(Stored entries)
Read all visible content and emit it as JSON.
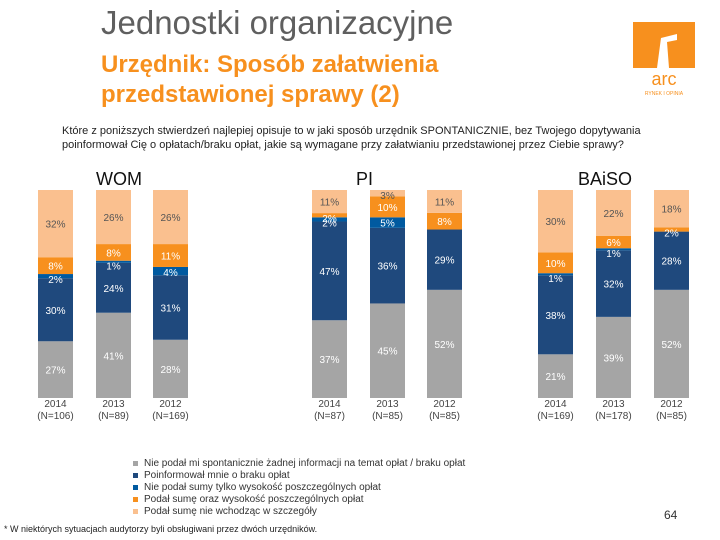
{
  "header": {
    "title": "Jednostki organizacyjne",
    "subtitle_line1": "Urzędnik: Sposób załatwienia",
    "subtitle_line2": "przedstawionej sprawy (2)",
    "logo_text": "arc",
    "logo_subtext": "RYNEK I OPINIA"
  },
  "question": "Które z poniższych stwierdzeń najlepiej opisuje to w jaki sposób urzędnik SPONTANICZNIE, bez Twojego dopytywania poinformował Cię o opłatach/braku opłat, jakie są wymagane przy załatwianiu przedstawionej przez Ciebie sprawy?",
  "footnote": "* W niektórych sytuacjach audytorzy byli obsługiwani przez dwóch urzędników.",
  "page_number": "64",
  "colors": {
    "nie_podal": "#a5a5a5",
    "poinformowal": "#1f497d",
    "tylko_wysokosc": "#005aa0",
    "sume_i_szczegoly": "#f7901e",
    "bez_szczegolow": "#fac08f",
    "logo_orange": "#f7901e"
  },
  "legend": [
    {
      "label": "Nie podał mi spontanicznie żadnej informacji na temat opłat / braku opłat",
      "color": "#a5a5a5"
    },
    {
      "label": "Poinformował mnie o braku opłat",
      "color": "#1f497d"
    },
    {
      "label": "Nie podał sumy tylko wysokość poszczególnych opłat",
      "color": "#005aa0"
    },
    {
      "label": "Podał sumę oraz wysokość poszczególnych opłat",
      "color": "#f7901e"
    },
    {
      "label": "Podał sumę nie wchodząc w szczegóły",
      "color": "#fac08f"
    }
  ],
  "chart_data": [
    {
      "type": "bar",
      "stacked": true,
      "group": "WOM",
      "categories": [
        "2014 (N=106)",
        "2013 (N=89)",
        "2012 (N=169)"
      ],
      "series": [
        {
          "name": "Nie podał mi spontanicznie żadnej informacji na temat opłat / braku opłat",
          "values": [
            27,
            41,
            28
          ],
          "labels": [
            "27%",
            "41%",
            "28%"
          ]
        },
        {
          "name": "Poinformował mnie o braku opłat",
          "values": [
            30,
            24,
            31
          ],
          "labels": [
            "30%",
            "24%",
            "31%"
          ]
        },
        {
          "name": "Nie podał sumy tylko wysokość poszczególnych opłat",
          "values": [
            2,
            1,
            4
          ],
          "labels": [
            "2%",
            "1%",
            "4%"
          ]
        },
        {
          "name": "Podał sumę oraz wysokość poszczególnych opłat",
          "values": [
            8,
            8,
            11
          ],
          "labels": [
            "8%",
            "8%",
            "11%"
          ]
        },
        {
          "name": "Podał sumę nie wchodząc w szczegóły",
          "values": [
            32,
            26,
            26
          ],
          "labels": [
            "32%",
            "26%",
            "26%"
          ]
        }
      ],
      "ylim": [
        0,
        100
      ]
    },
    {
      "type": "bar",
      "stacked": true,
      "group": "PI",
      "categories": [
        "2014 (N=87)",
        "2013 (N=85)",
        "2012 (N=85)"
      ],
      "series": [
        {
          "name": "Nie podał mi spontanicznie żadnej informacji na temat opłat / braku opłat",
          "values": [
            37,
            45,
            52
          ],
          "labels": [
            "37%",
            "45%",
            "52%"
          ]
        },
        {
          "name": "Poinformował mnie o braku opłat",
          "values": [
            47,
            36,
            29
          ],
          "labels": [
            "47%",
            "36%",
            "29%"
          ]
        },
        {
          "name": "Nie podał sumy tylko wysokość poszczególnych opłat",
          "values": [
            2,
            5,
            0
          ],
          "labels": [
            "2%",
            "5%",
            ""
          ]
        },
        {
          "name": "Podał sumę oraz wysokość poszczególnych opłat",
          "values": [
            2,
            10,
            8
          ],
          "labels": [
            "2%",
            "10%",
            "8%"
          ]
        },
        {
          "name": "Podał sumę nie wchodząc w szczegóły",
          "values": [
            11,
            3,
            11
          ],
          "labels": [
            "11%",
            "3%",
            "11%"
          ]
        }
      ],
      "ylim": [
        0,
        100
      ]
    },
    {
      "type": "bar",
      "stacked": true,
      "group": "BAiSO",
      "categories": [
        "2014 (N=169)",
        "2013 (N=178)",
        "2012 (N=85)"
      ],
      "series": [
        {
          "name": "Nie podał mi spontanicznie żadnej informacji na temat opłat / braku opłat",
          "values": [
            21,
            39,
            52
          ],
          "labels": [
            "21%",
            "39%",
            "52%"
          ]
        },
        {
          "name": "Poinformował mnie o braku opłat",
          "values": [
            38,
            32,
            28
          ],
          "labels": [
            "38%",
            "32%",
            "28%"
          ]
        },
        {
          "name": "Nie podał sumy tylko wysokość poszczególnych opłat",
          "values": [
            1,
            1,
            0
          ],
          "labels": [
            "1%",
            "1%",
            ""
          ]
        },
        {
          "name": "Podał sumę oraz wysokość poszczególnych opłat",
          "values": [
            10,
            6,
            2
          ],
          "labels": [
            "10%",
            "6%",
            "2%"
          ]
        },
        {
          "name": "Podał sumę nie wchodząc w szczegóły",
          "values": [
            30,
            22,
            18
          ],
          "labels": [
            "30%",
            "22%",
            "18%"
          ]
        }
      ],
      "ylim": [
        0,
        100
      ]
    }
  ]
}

---

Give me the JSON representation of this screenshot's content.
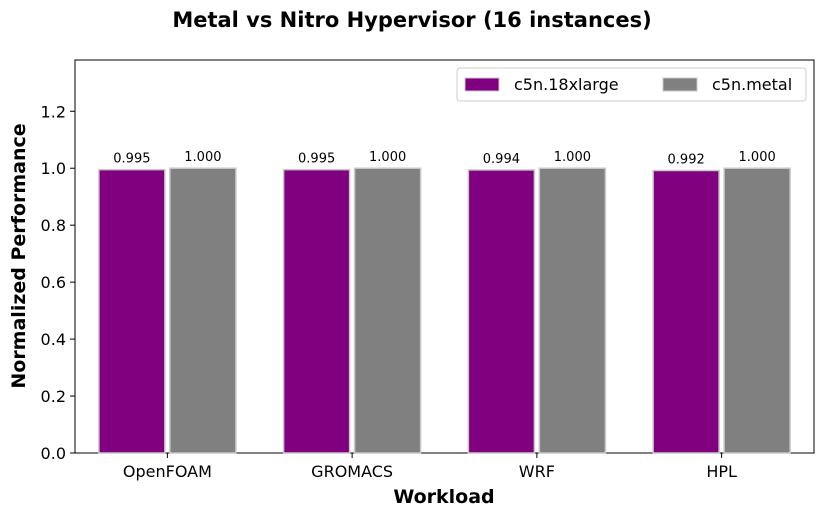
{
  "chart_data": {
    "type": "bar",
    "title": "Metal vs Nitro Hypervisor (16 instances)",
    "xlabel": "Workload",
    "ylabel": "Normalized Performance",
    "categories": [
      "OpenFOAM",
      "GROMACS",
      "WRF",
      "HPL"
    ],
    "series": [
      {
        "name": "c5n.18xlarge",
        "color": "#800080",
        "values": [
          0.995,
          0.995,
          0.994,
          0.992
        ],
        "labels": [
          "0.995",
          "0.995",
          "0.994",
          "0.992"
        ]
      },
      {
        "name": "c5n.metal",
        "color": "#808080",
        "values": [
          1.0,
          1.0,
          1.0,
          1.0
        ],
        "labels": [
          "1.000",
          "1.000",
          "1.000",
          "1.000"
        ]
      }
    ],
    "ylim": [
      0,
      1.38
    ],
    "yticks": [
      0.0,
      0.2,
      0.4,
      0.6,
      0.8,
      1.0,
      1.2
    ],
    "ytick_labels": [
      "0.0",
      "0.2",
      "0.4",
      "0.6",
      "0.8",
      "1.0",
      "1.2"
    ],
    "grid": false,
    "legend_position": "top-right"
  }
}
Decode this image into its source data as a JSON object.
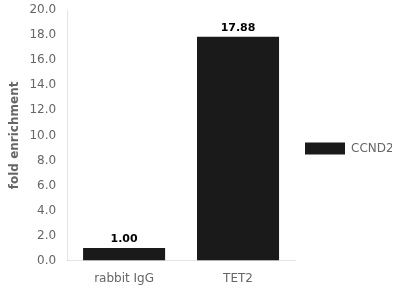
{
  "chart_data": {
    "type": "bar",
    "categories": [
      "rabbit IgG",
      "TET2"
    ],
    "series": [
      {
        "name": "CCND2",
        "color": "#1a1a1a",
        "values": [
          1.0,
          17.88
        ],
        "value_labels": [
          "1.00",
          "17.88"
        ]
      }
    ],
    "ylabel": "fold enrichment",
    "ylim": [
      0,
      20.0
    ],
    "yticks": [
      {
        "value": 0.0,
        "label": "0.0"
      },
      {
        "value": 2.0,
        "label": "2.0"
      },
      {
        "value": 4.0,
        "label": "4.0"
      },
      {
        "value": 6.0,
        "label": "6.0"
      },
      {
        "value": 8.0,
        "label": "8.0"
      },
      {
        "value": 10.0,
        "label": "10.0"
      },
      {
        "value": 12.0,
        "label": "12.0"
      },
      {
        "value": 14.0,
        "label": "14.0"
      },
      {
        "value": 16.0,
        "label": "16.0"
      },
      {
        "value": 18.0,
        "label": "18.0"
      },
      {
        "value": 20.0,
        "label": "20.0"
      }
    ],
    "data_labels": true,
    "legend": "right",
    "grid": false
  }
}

*Aim*: In the records above, how many lines contain the string "content"? State that number only.

*Result of this task*: 2